● **The problem**: Without the images, print all the entries below exactly as given.

Rows from a dataset
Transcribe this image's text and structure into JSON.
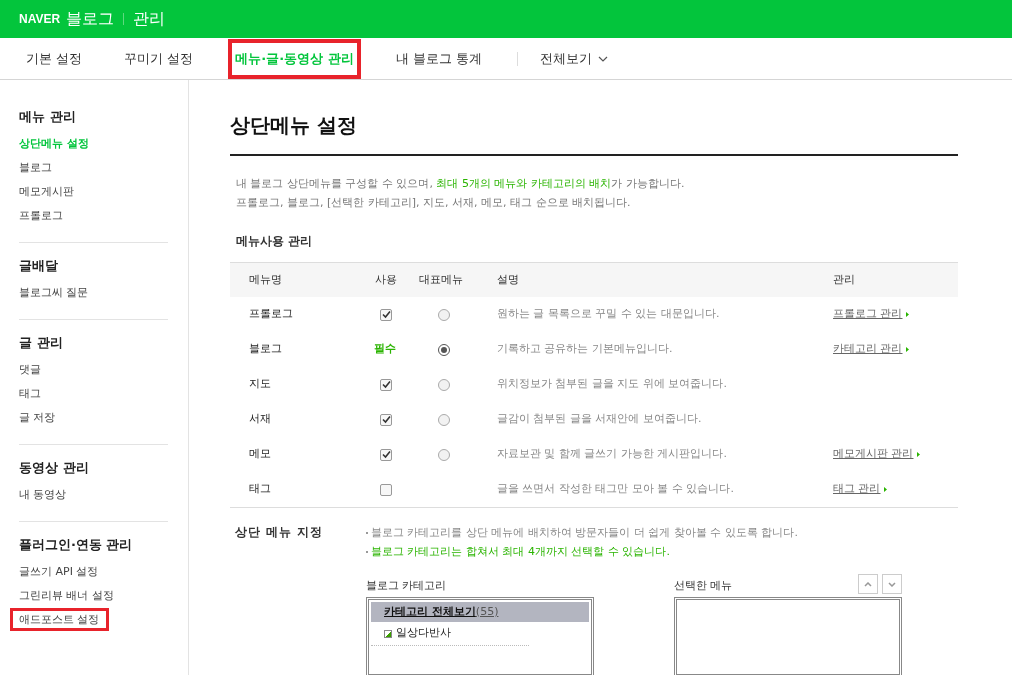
{
  "header": {
    "brand": "NAVER",
    "service": "블로그",
    "section": "관리"
  },
  "nav": {
    "tabs": [
      {
        "label": "기본 설정",
        "selected": false,
        "highlighted": false
      },
      {
        "label": "꾸미기 설정",
        "selected": false,
        "highlighted": false
      },
      {
        "label": "메뉴·글·동영상 관리",
        "selected": true,
        "highlighted": true
      },
      {
        "label": "내 블로그 통계",
        "selected": false,
        "highlighted": false
      }
    ],
    "all_view": "전체보기"
  },
  "sidebar": {
    "groups": [
      {
        "title": "메뉴 관리",
        "items": [
          {
            "label": "상단메뉴 설정",
            "selected": true,
            "highlighted": false
          },
          {
            "label": "블로그",
            "selected": false,
            "highlighted": false
          },
          {
            "label": "메모게시판",
            "selected": false,
            "highlighted": false
          },
          {
            "label": "프롤로그",
            "selected": false,
            "highlighted": false
          }
        ]
      },
      {
        "title": "글배달",
        "items": [
          {
            "label": "블로그씨 질문",
            "selected": false,
            "highlighted": false
          }
        ]
      },
      {
        "title": "글 관리",
        "items": [
          {
            "label": "댓글",
            "selected": false,
            "highlighted": false
          },
          {
            "label": "태그",
            "selected": false,
            "highlighted": false
          },
          {
            "label": "글 저장",
            "selected": false,
            "highlighted": false
          }
        ]
      },
      {
        "title": "동영상 관리",
        "items": [
          {
            "label": "내 동영상",
            "selected": false,
            "highlighted": false
          }
        ]
      },
      {
        "title": "플러그인·연동 관리",
        "items": [
          {
            "label": "글쓰기 API 설정",
            "selected": false,
            "highlighted": false
          },
          {
            "label": "그린리뷰 배너 설정",
            "selected": false,
            "highlighted": false
          },
          {
            "label": "애드포스트 설정",
            "selected": false,
            "highlighted": true
          }
        ]
      }
    ]
  },
  "page": {
    "title": "상단메뉴 설정",
    "description": [
      "내 블로그 상단메뉴를 구성할 수 있으며, **최대 5개의 메뉴와 카테고리의 배치**가 가능합니다.",
      "프롤로그, 블로그, [선택한 카테고리], 지도, 서재, 메모, 태그 순으로 배치됩니다."
    ],
    "menu_usage": {
      "title": "메뉴사용 관리",
      "columns": [
        "메뉴명",
        "사용",
        "대표메뉴",
        "설명",
        "관리"
      ],
      "rows": [
        {
          "name": "프롤로그",
          "kind": "checkbox",
          "checked": true,
          "representative": false,
          "show_radio": true,
          "description": "원하는 글 목록으로 꾸밀 수 있는 대문입니다.",
          "link": "프롤로그 관리"
        },
        {
          "name": "블로그",
          "kind": "required",
          "required_label": "필수",
          "representative": true,
          "show_radio": true,
          "description": "기록하고 공유하는 기본메뉴입니다.",
          "link": "카테고리 관리"
        },
        {
          "name": "지도",
          "kind": "checkbox",
          "checked": true,
          "representative": false,
          "show_radio": true,
          "description": "위치정보가 첨부된 글을 지도 위에 보여줍니다."
        },
        {
          "name": "서재",
          "kind": "checkbox",
          "checked": true,
          "representative": false,
          "show_radio": true,
          "description": "글감이 첨부된 글을 서재안에 보여줍니다."
        },
        {
          "name": "메모",
          "kind": "checkbox",
          "checked": true,
          "representative": false,
          "show_radio": true,
          "description": "자료보관 및 함께 글쓰기 가능한 게시판입니다.",
          "link": "메모게시판 관리"
        },
        {
          "name": "태그",
          "kind": "checkbox",
          "checked": false,
          "description": "글을 쓰면서 작성한 태그만 모아 볼 수 있습니다.",
          "link": "태그 관리"
        }
      ]
    },
    "top_menu": {
      "title": "상단 메뉴 지정",
      "notes": [
        {
          "text": "블로그 카테고리를 상단 메뉴에 배치하여 방문자들이 더 쉽게 찾아볼 수 있도록 합니다.",
          "emphasis": false
        },
        {
          "text": "블로그 카테고리는 합쳐서 최대 4개까지 선택할 수 있습니다.",
          "emphasis": true
        }
      ],
      "category_list": {
        "title": "블로그 카테고리",
        "all": {
          "label": "카테고리 전체보기",
          "count": "(55)"
        },
        "items": [
          "일상다반사"
        ]
      },
      "selected_list": {
        "title": "선택한 메뉴"
      }
    }
  }
}
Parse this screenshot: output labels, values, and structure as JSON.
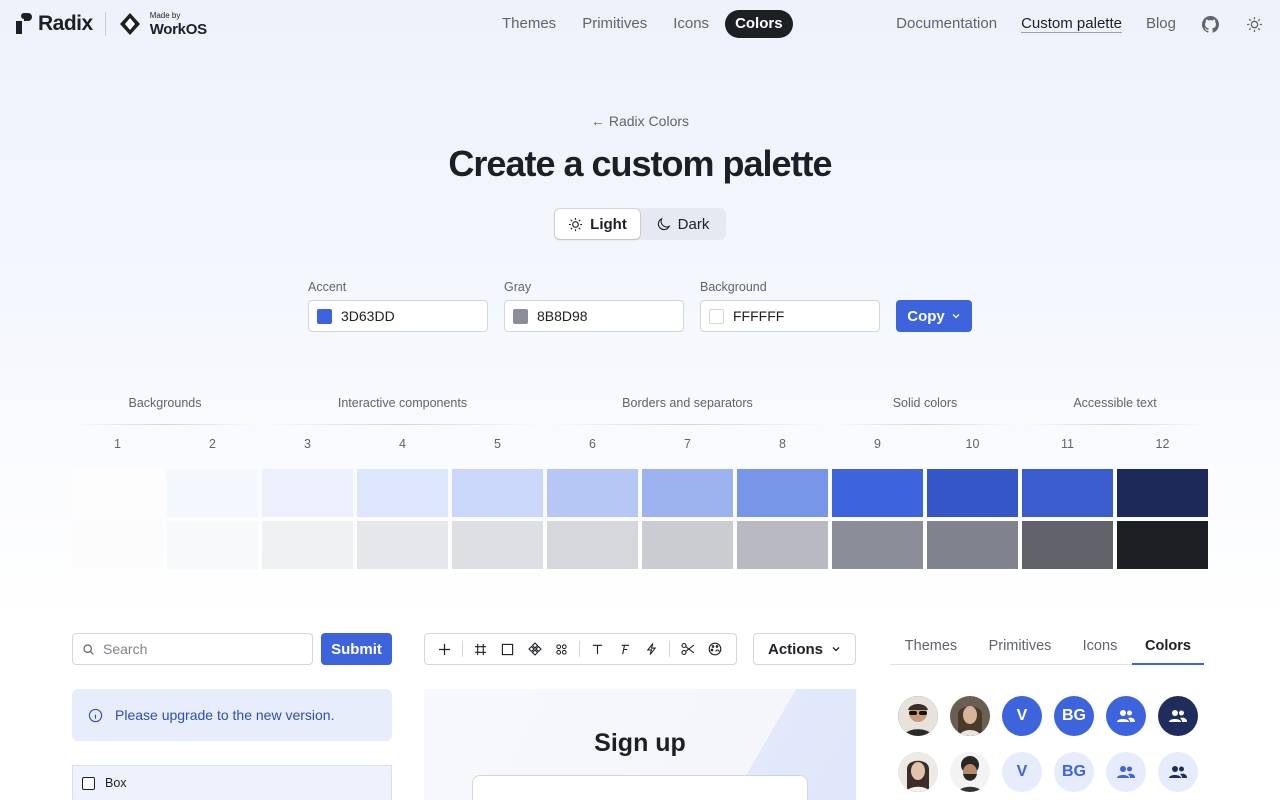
{
  "nav": {
    "brand": "Radix",
    "made_by_small": "Made by",
    "made_by_big": "WorkOS",
    "center_links": [
      "Themes",
      "Primitives",
      "Icons",
      "Colors"
    ],
    "center_active": "Colors",
    "right_links": [
      "Documentation",
      "Custom palette",
      "Blog"
    ],
    "right_current": "Custom palette",
    "icons": [
      "github-icon",
      "sun-icon"
    ]
  },
  "hero": {
    "back_label": "← Radix Colors",
    "title": "Create a custom palette",
    "mode_light": "Light",
    "mode_dark": "Dark",
    "mode_selected": "Light"
  },
  "inputs": {
    "accent_label": "Accent",
    "accent_value": "3D63DD",
    "gray_label": "Gray",
    "gray_value": "8B8D98",
    "background_label": "Background",
    "background_value": "FFFFFF",
    "copy_label": "Copy"
  },
  "scale": {
    "groups": [
      "Backgrounds",
      "Interactive components",
      "Borders and separators",
      "Solid colors",
      "Accessible text"
    ],
    "steps": [
      "1",
      "2",
      "3",
      "4",
      "5",
      "6",
      "7",
      "8",
      "9",
      "10",
      "11",
      "12"
    ],
    "accent_colors": [
      "#fdfdfe",
      "#f4f7fd",
      "#ebf0fc",
      "#dde6fb",
      "#cad7fb",
      "#b6c7f6",
      "#9db3ef",
      "#7896e7",
      "#3d63dd",
      "#3556c6",
      "#3a5ccc",
      "#1c2959"
    ],
    "gray_colors": [
      "#fcfcfd",
      "#f8f9fa",
      "#eff0f2",
      "#e6e7ea",
      "#dedfe3",
      "#d6d7dc",
      "#cbccd2",
      "#b8b9c1",
      "#8b8d98",
      "#80828d",
      "#62636a",
      "#1e1f24"
    ]
  },
  "widgets": {
    "search_placeholder": "Search",
    "submit_label": "Submit",
    "callout_text": "Please upgrade to the new version.",
    "table_first_cell": "Box",
    "actions_label": "Actions",
    "signup_title": "Sign up",
    "tabs": [
      "Themes",
      "Primitives",
      "Icons",
      "Colors"
    ],
    "tab_selected": "Colors",
    "avatar_row1": [
      "photo",
      "photo",
      "V",
      "BG",
      "people-icon",
      "people-icon"
    ],
    "avatar_row2": [
      "photo",
      "photo",
      "V",
      "BG",
      "people-icon",
      "people-icon"
    ]
  },
  "colors": {
    "accent": "#3d63dd",
    "gray": "#8b8d98",
    "text": "#1c2024",
    "muted": "#60646c"
  }
}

● **Complete output**:
Transcribe this image's text and structure into JSON.
{
  "header": {
    "brand": "NAVER",
    "service": "블로그",
    "section": "관리"
  },
  "nav": {
    "tabs": [
      {
        "label": "기본 설정",
        "selected": false,
        "highlighted": false
      },
      {
        "label": "꾸미기 설정",
        "selected": false,
        "highlighted": false
      },
      {
        "label": "메뉴·글·동영상 관리",
        "selected": true,
        "highlighted": true
      },
      {
        "label": "내 블로그 통계",
        "selected": false,
        "highlighted": false
      }
    ],
    "all_view": "전체보기"
  },
  "sidebar": {
    "groups": [
      {
        "title": "메뉴 관리",
        "items": [
          {
            "label": "상단메뉴 설정",
            "selected": true,
            "highlighted": false
          },
          {
            "label": "블로그",
            "selected": false,
            "highlighted": false
          },
          {
            "label": "메모게시판",
            "selected": false,
            "highlighted": false
          },
          {
            "label": "프롤로그",
            "selected": false,
            "highlighted": false
          }
        ]
      },
      {
        "title": "글배달",
        "items": [
          {
            "label": "블로그씨 질문",
            "selected": false,
            "highlighted": false
          }
        ]
      },
      {
        "title": "글 관리",
        "items": [
          {
            "label": "댓글",
            "selected": false,
            "highlighted": false
          },
          {
            "label": "태그",
            "selected": false,
            "highlighted": false
          },
          {
            "label": "글 저장",
            "selected": false,
            "highlighted": false
          }
        ]
      },
      {
        "title": "동영상 관리",
        "items": [
          {
            "label": "내 동영상",
            "selected": false,
            "highlighted": false
          }
        ]
      },
      {
        "title": "플러그인·연동 관리",
        "items": [
          {
            "label": "글쓰기 API 설정",
            "selected": false,
            "highlighted": false
          },
          {
            "label": "그린리뷰 배너 설정",
            "selected": false,
            "highlighted": false
          },
          {
            "label": "애드포스트 설정",
            "selected": false,
            "highlighted": true
          }
        ]
      }
    ]
  },
  "page": {
    "title": "상단메뉴 설정",
    "description": [
      "내 블로그 상단메뉴를 구성할 수 있으며, **최대 5개의 메뉴와 카테고리의 배치**가 가능합니다.",
      "프롤로그, 블로그, [선택한 카테고리], 지도, 서재, 메모, 태그 순으로 배치됩니다."
    ],
    "menu_usage": {
      "title": "메뉴사용 관리",
      "columns": [
        "메뉴명",
        "사용",
        "대표메뉴",
        "설명",
        "관리"
      ],
      "rows": [
        {
          "name": "프롤로그",
          "kind": "checkbox",
          "checked": true,
          "representative": false,
          "show_radio": true,
          "description": "원하는 글 목록으로 꾸밀 수 있는 대문입니다.",
          "link": "프롤로그 관리"
        },
        {
          "name": "블로그",
          "kind": "required",
          "required_label": "필수",
          "representative": true,
          "show_radio": true,
          "description": "기록하고 공유하는 기본메뉴입니다.",
          "link": "카테고리 관리"
        },
        {
          "name": "지도",
          "kind": "checkbox",
          "checked": true,
          "representative": false,
          "show_radio": true,
          "description": "위치정보가 첨부된 글을 지도 위에 보여줍니다."
        },
        {
          "name": "서재",
          "kind": "checkbox",
          "checked": true,
          "representative": false,
          "show_radio": true,
          "description": "글감이 첨부된 글을 서재안에 보여줍니다."
        },
        {
          "name": "메모",
          "kind": "checkbox",
          "checked": true,
          "representative": false,
          "show_radio": true,
          "description": "자료보관 및 함께 글쓰기 가능한 게시판입니다.",
          "link": "메모게시판 관리"
        },
        {
          "name": "태그",
          "kind": "checkbox",
          "checked": false,
          "description": "글을 쓰면서 작성한 태그만 모아 볼 수 있습니다.",
          "link": "태그 관리"
        }
      ]
    },
    "top_menu": {
      "title": "상단 메뉴 지정",
      "notes": [
        {
          "text": "블로그 카테고리를 상단 메뉴에 배치하여 방문자들이 더 쉽게 찾아볼 수 있도록 합니다.",
          "emphasis": false
        },
        {
          "text": "블로그 카테고리는 합쳐서 최대 4개까지 선택할 수 있습니다.",
          "emphasis": true
        }
      ],
      "category_list": {
        "title": "블로그 카테고리",
        "all": {
          "label": "카테고리 전체보기",
          "count": "(55)"
        },
        "items": [
          "일상다반사"
        ]
      },
      "selected_list": {
        "title": "선택한 메뉴"
      }
    }
  }
}
Parse this screenshot: output labels, values, and structure as JSON.
{
  "nav": {
    "brand": "Radix",
    "made_by_small": "Made by",
    "made_by_big": "WorkOS",
    "center_links": [
      "Themes",
      "Primitives",
      "Icons",
      "Colors"
    ],
    "center_active": "Colors",
    "right_links": [
      "Documentation",
      "Custom palette",
      "Blog"
    ],
    "right_current": "Custom palette",
    "icons": [
      "github-icon",
      "sun-icon"
    ]
  },
  "hero": {
    "back_label": "← Radix Colors",
    "title": "Create a custom palette",
    "mode_light": "Light",
    "mode_dark": "Dark",
    "mode_selected": "Light"
  },
  "inputs": {
    "accent_label": "Accent",
    "accent_value": "3D63DD",
    "gray_label": "Gray",
    "gray_value": "8B8D98",
    "background_label": "Background",
    "background_value": "FFFFFF",
    "copy_label": "Copy"
  },
  "scale": {
    "groups": [
      "Backgrounds",
      "Interactive components",
      "Borders and separators",
      "Solid colors",
      "Accessible text"
    ],
    "steps": [
      "1",
      "2",
      "3",
      "4",
      "5",
      "6",
      "7",
      "8",
      "9",
      "10",
      "11",
      "12"
    ],
    "accent_colors": [
      "#fdfdfe",
      "#f4f7fd",
      "#ebf0fc",
      "#dde6fb",
      "#cad7fb",
      "#b6c7f6",
      "#9db3ef",
      "#7896e7",
      "#3d63dd",
      "#3556c6",
      "#3a5ccc",
      "#1c2959"
    ],
    "gray_colors": [
      "#fcfcfd",
      "#f8f9fa",
      "#eff0f2",
      "#e6e7ea",
      "#dedfe3",
      "#d6d7dc",
      "#cbccd2",
      "#b8b9c1",
      "#8b8d98",
      "#80828d",
      "#62636a",
      "#1e1f24"
    ]
  },
  "widgets": {
    "search_placeholder": "Search",
    "submit_label": "Submit",
    "callout_text": "Please upgrade to the new version.",
    "table_first_cell": "Box",
    "actions_label": "Actions",
    "signup_title": "Sign up",
    "tabs": [
      "Themes",
      "Primitives",
      "Icons",
      "Colors"
    ],
    "tab_selected": "Colors",
    "avatar_row1": [
      "photo",
      "photo",
      "V",
      "BG",
      "people-icon",
      "people-icon"
    ],
    "avatar_row2": [
      "photo",
      "photo",
      "V",
      "BG",
      "people-icon",
      "people-icon"
    ]
  },
  "colors": {
    "accent": "#3d63dd",
    "gray": "#8b8d98",
    "text": "#1c2024",
    "muted": "#60646c"
  }
}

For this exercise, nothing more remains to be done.